Task item: What appears in the data must be reproduced exactly.

--- START ---

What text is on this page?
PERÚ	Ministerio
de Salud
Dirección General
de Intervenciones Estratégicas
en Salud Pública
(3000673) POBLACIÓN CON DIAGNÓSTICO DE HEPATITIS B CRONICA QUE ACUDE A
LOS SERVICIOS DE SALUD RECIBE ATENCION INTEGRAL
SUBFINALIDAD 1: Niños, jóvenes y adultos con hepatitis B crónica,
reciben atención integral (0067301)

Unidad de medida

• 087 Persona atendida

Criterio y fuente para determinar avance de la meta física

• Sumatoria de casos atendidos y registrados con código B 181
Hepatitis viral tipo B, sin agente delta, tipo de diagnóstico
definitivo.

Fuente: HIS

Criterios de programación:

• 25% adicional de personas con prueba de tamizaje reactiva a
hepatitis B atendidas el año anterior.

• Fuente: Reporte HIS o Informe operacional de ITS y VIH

--- END ---

Completed exercise:
What text is on this page?
PERÚ	Ministerio
de Salud
Dirección General
de Intervenciones Estratégicas
en Salud Pública
(3000673) POBLACIÓN CON DIAGNÓSTICO DE HEPATITIS B CRONICA QUE ACUDE A
LOS SERVICIOS DE SALUD RECIBE ATENCION INTEGRAL
SUBFINALIDAD 1: Niños, jóvenes y adultos con hepatitis B crónica,
reciben atención integral (0067301)

Unidad de medida

• 087 Persona atendida

Criterio y fuente para determinar avance de la meta física

• Sumatoria de casos atendidos y registrados con código B 181
Hepatitis viral tipo B, sin agente delta, tipo de diagnóstico
definitivo.

Fuente: HIS

Criterios de programación:

• 25% adicional de personas con prueba de tamizaje reactiva a
hepatitis B atendidas el año anterior.

• Fuente: Reporte HIS o Informe operacional de ITS y VIH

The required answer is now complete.